▶ _Instructions to follow_
Write out each line exactly as it stands, please.

▶ _Dataset excerpts_
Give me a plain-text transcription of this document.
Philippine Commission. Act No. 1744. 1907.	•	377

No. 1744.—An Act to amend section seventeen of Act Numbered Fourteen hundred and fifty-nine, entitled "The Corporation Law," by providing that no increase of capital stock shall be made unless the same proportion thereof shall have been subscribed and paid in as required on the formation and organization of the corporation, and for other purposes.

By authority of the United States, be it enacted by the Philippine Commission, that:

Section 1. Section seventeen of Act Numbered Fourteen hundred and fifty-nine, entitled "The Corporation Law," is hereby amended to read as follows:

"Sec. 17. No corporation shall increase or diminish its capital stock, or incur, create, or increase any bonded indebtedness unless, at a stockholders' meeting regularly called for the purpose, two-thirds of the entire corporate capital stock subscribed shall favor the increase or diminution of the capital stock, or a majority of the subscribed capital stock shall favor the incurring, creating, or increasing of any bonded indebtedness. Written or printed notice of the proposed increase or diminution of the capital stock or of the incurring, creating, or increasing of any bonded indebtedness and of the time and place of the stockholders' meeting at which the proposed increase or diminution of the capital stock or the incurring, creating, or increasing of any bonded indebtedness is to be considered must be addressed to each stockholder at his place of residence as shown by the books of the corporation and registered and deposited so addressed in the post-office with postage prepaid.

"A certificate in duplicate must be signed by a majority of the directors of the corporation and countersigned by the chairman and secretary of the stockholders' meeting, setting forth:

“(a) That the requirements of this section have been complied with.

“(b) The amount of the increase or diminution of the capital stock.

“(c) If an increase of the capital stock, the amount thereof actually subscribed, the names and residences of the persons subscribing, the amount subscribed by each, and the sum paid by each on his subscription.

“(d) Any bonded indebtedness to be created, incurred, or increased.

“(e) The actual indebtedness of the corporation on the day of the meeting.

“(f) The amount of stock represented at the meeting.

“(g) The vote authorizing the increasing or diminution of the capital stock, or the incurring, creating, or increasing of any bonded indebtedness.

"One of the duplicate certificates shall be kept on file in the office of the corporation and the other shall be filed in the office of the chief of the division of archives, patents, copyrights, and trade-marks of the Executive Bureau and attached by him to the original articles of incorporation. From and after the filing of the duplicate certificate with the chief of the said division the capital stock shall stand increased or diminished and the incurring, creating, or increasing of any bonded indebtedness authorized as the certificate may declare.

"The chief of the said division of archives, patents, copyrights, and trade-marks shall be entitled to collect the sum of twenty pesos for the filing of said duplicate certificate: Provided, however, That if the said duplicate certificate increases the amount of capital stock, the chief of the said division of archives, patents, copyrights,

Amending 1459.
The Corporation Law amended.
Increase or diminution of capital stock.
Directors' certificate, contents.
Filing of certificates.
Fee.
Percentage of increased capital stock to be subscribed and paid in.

▶ _Complete response_
Give me a plain-text transcription of this document.
Philippine Commission. Act No. 1744. 1907.	•	377

No. 1744.—An Act to amend section seventeen of Act Numbered Fourteen hundred and fifty-nine, entitled "The Corporation Law," by providing that no increase of capital stock shall be made unless the same proportion thereof shall have been subscribed and paid in as required on the formation and organization of the corporation, and for other purposes.

By authority of the United States, be it enacted by the Philippine Commission, that:

Section 1. Section seventeen of Act Numbered Fourteen hundred and fifty-nine, entitled "The Corporation Law," is hereby amended to read as follows:

"Sec. 17. No corporation shall increase or diminish its capital stock, or incur, create, or increase any bonded indebtedness unless, at a stockholders' meeting regularly called for the purpose, two-thirds of the entire corporate capital stock subscribed shall favor the increase or diminution of the capital stock, or a majority of the subscribed capital stock shall favor the incurring, creating, or increasing of any bonded indebtedness. Written or printed notice of the proposed increase or diminution of the capital stock or of the incurring, creating, or increasing of any bonded indebtedness and of the time and place of the stockholders' meeting at which the proposed increase or diminution of the capital stock or the incurring, creating, or increasing of any bonded indebtedness is to be considered must be addressed to each stockholder at his place of residence as shown by the books of the corporation and registered and deposited so addressed in the post-office with postage prepaid.

"A certificate in duplicate must be signed by a majority of the directors of the corporation and countersigned by the chairman and secretary of the stockholders' meeting, setting forth:

“(a) That the requirements of this section have been complied with.

“(b) The amount of the increase or diminution of the capital stock.

“(c) If an increase of the capital stock, the amount thereof actually subscribed, the names and residences of the persons subscribing, the amount subscribed by each, and the sum paid by each on his subscription.

“(d) Any bonded indebtedness to be created, incurred, or increased.

“(e) The actual indebtedness of the corporation on the day of the meeting.

“(f) The amount of stock represented at the meeting.

“(g) The vote authorizing the increasing or diminution of the capital stock, or the incurring, creating, or increasing of any bonded indebtedness.

"One of the duplicate certificates shall be kept on file in the office of the corporation and the other shall be filed in the office of the chief of the division of archives, patents, copyrights, and trade-marks of the Executive Bureau and attached by him to the original articles of incorporation. From and after the filing of the duplicate certificate with the chief of the said division the capital stock shall stand increased or diminished and the incurring, creating, or increasing of any bonded indebtedness authorized as the certificate may declare.

"The chief of the said division of archives, patents, copyrights, and trade-marks shall be entitled to collect the sum of twenty pesos for the filing of said duplicate certificate: Provided, however, That if the said duplicate certificate increases the amount of capital stock, the chief of the said division of archives, patents, copyrights,

Amending 1459.
The Corporation Law amended.
Increase or diminution of capital stock.
Directors' certificate, contents.
Filing of certificates.
Fee.
Percentage of increased capital stock to be subscribed and paid in.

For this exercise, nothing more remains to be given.